• _DATASET EXTRACT_
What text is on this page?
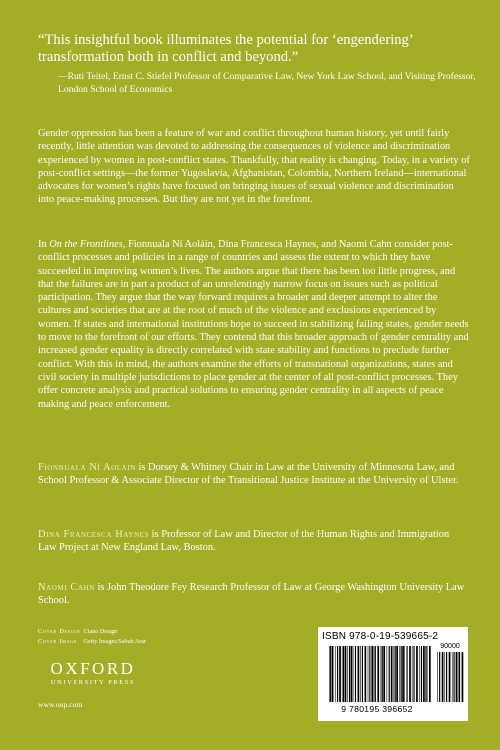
“This insightful book illuminates the potential for ‘engendering’ transformation both in conflict and beyond.”
—Ruti Teitel, Ernst C. Stiefel Professor of Comparative Law, New York Law School, and Visiting Professor, London School of Economics
Gender oppression has been a feature of war and conflict throughout human history, yet until fairly recently, little attention was devoted to addressing the consequences of violence and discrimination experienced by women in post-conflict states. Thankfully, that reality is changing. Today, in a variety of post-conflict settings—the former Yugoslavia, Afghanistan, Colombia, Northern Ireland—international advocates for women’s rights have focused on bringing issues of sexual violence and discrimination into peace-making processes. But they are not yet in the forefront.
In On the Frontlines, Fionnuala Ní Aoláin, Dina Francesca Haynes, and Naomi Cahn consider post-conflict processes and policies in a range of countries and assess the extent to which they have succeeded in improving women’s lives. The authors argue that there has been too little progress, and that the failures are in part a product of an unrelentingly narrow focus on issues such as political participation. They argue that the way forward requires a broader and deeper attempt to alter the cultures and societies that are at the root of much of the violence and exclusions experienced by women. If states and international institutions hope to succeed in stabilizing failing states, gender needs to move to the forefront of our efforts. They contend that this broader approach of gender centrality and increased gender equality is directly correlated with state stability and functions to preclude further conflict. With this in mind, the authors examine the efforts of transnational organizations, states and civil society in multiple jurisdictions to place gender at the center of all post-conflict processes. They offer concrete analysis and practical solutions to ensuring gender centrality in all aspects of peace making and peace enforcement.
Fionnuala Ní Aoláin is Dorsey & Whitney Chair in Law at the University of Minnesota Law, and School Professor & Associate Director of the Transitional Justice Institute at the University of Ulster.
Dina Francesca Haynes is Professor of Law and Director of the Human Rights and Immigration Law Project at New England Law, Boston.
Naomi Cahn is John Theodore Fey Research Professor of Law at George Washington University Law School.
Cover Design Ciano Design
Cover Image Getty Images/Sabah Arar
OXFORD
UNIVERSITY PRESS
www.oup.com
ISBN 978-0-19-539665-2
90000
9 780195 396652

• _THE REQUEST_
Omit every picture while copying the listing above exactly.

• _ANSWER_
What text is on this page?
“This insightful book illuminates the potential for ‘engendering’ transformation both in conflict and beyond.”
—Ruti Teitel, Ernst C. Stiefel Professor of Comparative Law, New York Law School, and Visiting Professor, London School of Economics
Gender oppression has been a feature of war and conflict throughout human history, yet until fairly recently, little attention was devoted to addressing the consequences of violence and discrimination experienced by women in post-conflict states. Thankfully, that reality is changing. Today, in a variety of post-conflict settings—the former Yugoslavia, Afghanistan, Colombia, Northern Ireland—international advocates for women’s rights have focused on bringing issues of sexual violence and discrimination into peace-making processes. But they are not yet in the forefront.
In On the Frontlines, Fionnuala Ní Aoláin, Dina Francesca Haynes, and Naomi Cahn consider post-conflict processes and policies in a range of countries and assess the extent to which they have succeeded in improving women’s lives. The authors argue that there has been too little progress, and that the failures are in part a product of an unrelentingly narrow focus on issues such as political participation. They argue that the way forward requires a broader and deeper attempt to alter the cultures and societies that are at the root of much of the violence and exclusions experienced by women. If states and international institutions hope to succeed in stabilizing failing states, gender needs to move to the forefront of our efforts. They contend that this broader approach of gender centrality and increased gender equality is directly correlated with state stability and functions to preclude further conflict. With this in mind, the authors examine the efforts of transnational organizations, states and civil society in multiple jurisdictions to place gender at the center of all post-conflict processes. They offer concrete analysis and practical solutions to ensuring gender centrality in all aspects of peace making and peace enforcement.
Fionnuala Ní Aoláin is Dorsey & Whitney Chair in Law at the University of Minnesota Law, and School Professor & Associate Director of the Transitional Justice Institute at the University of Ulster.
Dina Francesca Haynes is Professor of Law and Director of the Human Rights and Immigration Law Project at New England Law, Boston.
Naomi Cahn is John Theodore Fey Research Professor of Law at George Washington University Law School.
Cover Design Ciano Design
Cover Image Getty Images/Sabah Arar
OXFORD
UNIVERSITY PRESS
www.oup.com
ISBN 978-0-19-539665-2
90000
9 780195 396652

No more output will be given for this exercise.